WRITTEN TASK: Extract every entry word for word.

RECORDED DATA:
■ ■ ■ ■

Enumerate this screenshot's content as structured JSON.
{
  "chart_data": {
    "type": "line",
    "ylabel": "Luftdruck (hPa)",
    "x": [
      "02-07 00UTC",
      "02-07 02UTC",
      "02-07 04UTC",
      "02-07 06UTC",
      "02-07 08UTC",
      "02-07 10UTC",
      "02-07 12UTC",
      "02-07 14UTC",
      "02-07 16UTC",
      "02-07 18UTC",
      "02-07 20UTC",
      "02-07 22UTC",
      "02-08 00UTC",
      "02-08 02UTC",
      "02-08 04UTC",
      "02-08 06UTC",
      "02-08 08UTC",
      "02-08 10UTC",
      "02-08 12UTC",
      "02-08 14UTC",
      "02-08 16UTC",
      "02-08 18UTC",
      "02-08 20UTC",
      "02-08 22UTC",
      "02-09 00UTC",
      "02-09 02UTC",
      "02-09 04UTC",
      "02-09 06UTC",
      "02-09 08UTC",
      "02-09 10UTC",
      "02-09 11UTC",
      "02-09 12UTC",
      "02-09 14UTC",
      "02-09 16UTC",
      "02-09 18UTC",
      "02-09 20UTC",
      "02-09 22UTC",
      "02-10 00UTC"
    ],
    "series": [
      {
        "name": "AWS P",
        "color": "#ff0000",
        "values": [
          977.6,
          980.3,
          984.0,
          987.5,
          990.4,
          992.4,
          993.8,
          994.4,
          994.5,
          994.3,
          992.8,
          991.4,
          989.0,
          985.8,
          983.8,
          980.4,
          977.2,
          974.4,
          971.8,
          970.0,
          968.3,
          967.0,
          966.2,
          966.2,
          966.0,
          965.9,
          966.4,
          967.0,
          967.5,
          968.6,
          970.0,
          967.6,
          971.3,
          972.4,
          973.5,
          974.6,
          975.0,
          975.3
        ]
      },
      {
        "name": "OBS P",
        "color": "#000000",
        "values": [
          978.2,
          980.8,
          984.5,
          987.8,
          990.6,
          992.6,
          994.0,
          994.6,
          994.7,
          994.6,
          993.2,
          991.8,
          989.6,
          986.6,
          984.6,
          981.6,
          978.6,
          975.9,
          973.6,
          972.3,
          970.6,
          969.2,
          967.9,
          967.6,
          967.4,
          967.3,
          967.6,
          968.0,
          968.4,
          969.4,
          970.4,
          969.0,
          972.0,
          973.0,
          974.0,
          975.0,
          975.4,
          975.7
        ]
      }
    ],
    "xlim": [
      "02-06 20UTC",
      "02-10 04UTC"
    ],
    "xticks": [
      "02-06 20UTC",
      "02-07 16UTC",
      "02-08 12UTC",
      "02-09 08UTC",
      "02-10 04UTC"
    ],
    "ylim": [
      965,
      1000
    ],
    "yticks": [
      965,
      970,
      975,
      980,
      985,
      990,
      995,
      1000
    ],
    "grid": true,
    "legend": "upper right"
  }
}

■ ■ ■ ■

COMPLETE RESPONSE:
Enumerate this screenshot's content as structured JSON.
{
  "chart_data": {
    "type": "line",
    "ylabel": "Luftdruck (hPa)",
    "x": [
      "02-07 00UTC",
      "02-07 02UTC",
      "02-07 04UTC",
      "02-07 06UTC",
      "02-07 08UTC",
      "02-07 10UTC",
      "02-07 12UTC",
      "02-07 14UTC",
      "02-07 16UTC",
      "02-07 18UTC",
      "02-07 20UTC",
      "02-07 22UTC",
      "02-08 00UTC",
      "02-08 02UTC",
      "02-08 04UTC",
      "02-08 06UTC",
      "02-08 08UTC",
      "02-08 10UTC",
      "02-08 12UTC",
      "02-08 14UTC",
      "02-08 16UTC",
      "02-08 18UTC",
      "02-08 20UTC",
      "02-08 22UTC",
      "02-09 00UTC",
      "02-09 02UTC",
      "02-09 04UTC",
      "02-09 06UTC",
      "02-09 08UTC",
      "02-09 10UTC",
      "02-09 11UTC",
      "02-09 12UTC",
      "02-09 14UTC",
      "02-09 16UTC",
      "02-09 18UTC",
      "02-09 20UTC",
      "02-09 22UTC",
      "02-10 00UTC"
    ],
    "series": [
      {
        "name": "AWS P",
        "color": "#ff0000",
        "values": [
          977.6,
          980.3,
          984.0,
          987.5,
          990.4,
          992.4,
          993.8,
          994.4,
          994.5,
          994.3,
          992.8,
          991.4,
          989.0,
          985.8,
          983.8,
          980.4,
          977.2,
          974.4,
          971.8,
          970.0,
          968.3,
          967.0,
          966.2,
          966.2,
          966.0,
          965.9,
          966.4,
          967.0,
          967.5,
          968.6,
          970.0,
          967.6,
          971.3,
          972.4,
          973.5,
          974.6,
          975.0,
          975.3
        ]
      },
      {
        "name": "OBS P",
        "color": "#000000",
        "values": [
          978.2,
          980.8,
          984.5,
          987.8,
          990.6,
          992.6,
          994.0,
          994.6,
          994.7,
          994.6,
          993.2,
          991.8,
          989.6,
          986.6,
          984.6,
          981.6,
          978.6,
          975.9,
          973.6,
          972.3,
          970.6,
          969.2,
          967.9,
          967.6,
          967.4,
          967.3,
          967.6,
          968.0,
          968.4,
          969.4,
          970.4,
          969.0,
          972.0,
          973.0,
          974.0,
          975.0,
          975.4,
          975.7
        ]
      }
    ],
    "xlim": [
      "02-06 20UTC",
      "02-10 04UTC"
    ],
    "xticks": [
      "02-06 20UTC",
      "02-07 16UTC",
      "02-08 12UTC",
      "02-09 08UTC",
      "02-10 04UTC"
    ],
    "ylim": [
      965,
      1000
    ],
    "yticks": [
      965,
      970,
      975,
      980,
      985,
      990,
      995,
      1000
    ],
    "grid": true,
    "legend": "upper right"
  }
}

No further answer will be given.